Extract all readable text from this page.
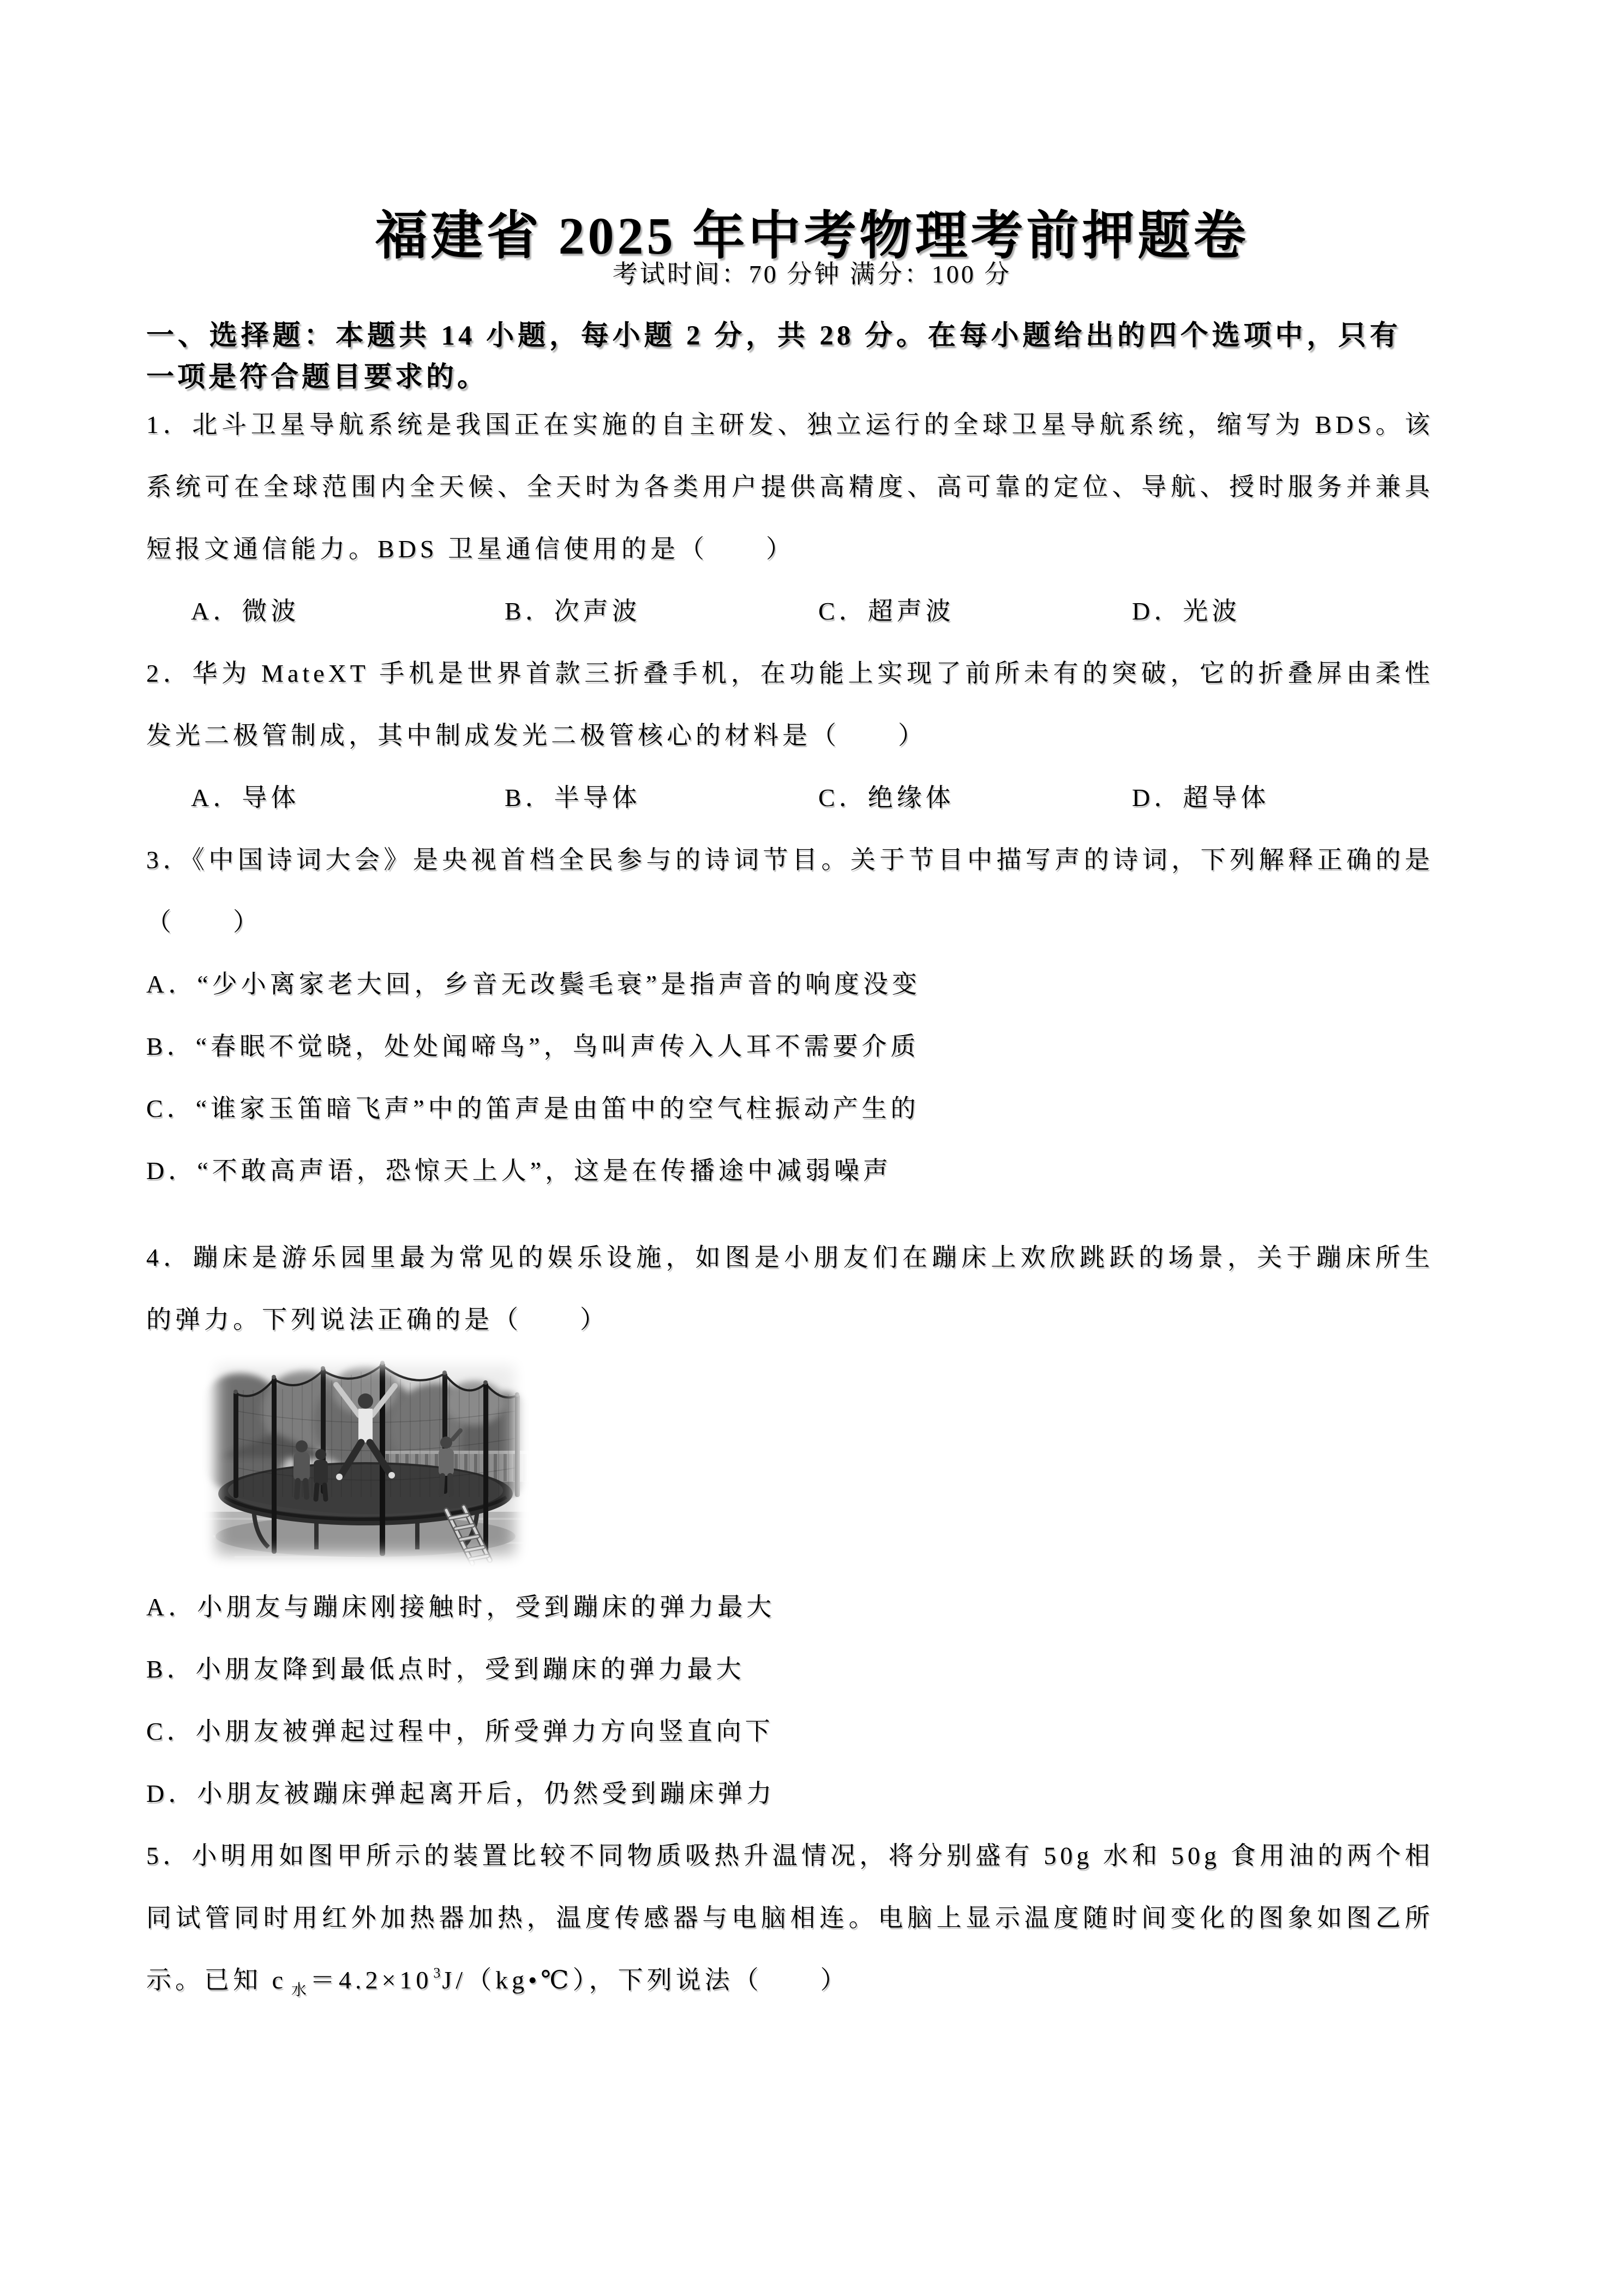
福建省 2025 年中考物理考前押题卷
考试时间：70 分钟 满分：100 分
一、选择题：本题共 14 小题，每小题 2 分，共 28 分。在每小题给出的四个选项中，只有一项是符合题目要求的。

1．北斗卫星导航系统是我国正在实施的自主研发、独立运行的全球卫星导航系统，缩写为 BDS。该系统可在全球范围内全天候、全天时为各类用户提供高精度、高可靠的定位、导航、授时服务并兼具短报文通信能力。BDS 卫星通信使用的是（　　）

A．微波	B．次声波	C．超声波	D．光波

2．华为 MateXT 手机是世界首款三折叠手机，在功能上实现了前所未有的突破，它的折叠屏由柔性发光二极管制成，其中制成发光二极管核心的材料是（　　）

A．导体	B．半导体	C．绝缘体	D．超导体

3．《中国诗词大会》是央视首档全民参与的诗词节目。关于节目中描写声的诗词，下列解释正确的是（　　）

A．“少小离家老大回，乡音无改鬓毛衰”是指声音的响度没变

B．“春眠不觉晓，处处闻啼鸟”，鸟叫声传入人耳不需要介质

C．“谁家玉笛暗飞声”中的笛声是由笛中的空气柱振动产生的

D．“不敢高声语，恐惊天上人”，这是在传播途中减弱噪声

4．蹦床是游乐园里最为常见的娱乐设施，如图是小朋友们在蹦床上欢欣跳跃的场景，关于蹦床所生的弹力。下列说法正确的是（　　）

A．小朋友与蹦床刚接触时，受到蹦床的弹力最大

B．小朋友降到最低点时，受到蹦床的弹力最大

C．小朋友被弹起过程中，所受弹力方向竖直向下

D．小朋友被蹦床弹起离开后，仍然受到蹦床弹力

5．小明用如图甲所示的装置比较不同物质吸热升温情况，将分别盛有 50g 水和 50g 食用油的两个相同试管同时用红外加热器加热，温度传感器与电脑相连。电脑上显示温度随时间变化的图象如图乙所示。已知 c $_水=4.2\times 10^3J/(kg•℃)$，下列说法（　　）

### EXERCISE TASK
All entries must be written out again exactly as given, with no pictures in the copy.

### SOLVED EXERCISE
Extract all readable text from this page.
福建省 2025 年中考物理考前押题卷
考试时间：70 分钟 满分：100 分
一、选择题：本题共 14 小题，每小题 2 分，共 28 分。在每小题给出的四个选项中，只有一项是符合题目要求的。

1．北斗卫星导航系统是我国正在实施的自主研发、独立运行的全球卫星导航系统，缩写为 BDS。该系统可在全球范围内全天候、全天时为各类用户提供高精度、高可靠的定位、导航、授时服务并兼具短报文通信能力。BDS 卫星通信使用的是（　　）

A．微波	B．次声波	C．超声波	D．光波

2．华为 MateXT 手机是世界首款三折叠手机，在功能上实现了前所未有的突破，它的折叠屏由柔性发光二极管制成，其中制成发光二极管核心的材料是（　　）

A．导体	B．半导体	C．绝缘体	D．超导体

3．《中国诗词大会》是央视首档全民参与的诗词节目。关于节目中描写声的诗词，下列解释正确的是（　　）

A．“少小离家老大回，乡音无改鬓毛衰”是指声音的响度没变

B．“春眠不觉晓，处处闻啼鸟”，鸟叫声传入人耳不需要介质

C．“谁家玉笛暗飞声”中的笛声是由笛中的空气柱振动产生的

D．“不敢高声语，恐惊天上人”，这是在传播途中减弱噪声

4．蹦床是游乐园里最为常见的娱乐设施，如图是小朋友们在蹦床上欢欣跳跃的场景，关于蹦床所生的弹力。下列说法正确的是（　　）

A．小朋友与蹦床刚接触时，受到蹦床的弹力最大

B．小朋友降到最低点时，受到蹦床的弹力最大

C．小朋友被弹起过程中，所受弹力方向竖直向下

D．小朋友被蹦床弹起离开后，仍然受到蹦床弹力

5．小明用如图甲所示的装置比较不同物质吸热升温情况，将分别盛有 50g 水和 50g 食用油的两个相同试管同时用红外加热器加热，温度传感器与电脑相连。电脑上显示温度随时间变化的图象如图乙所示。已知 c $_水=4.2\times 10^3J/(kg•℃)$，下列说法（　　）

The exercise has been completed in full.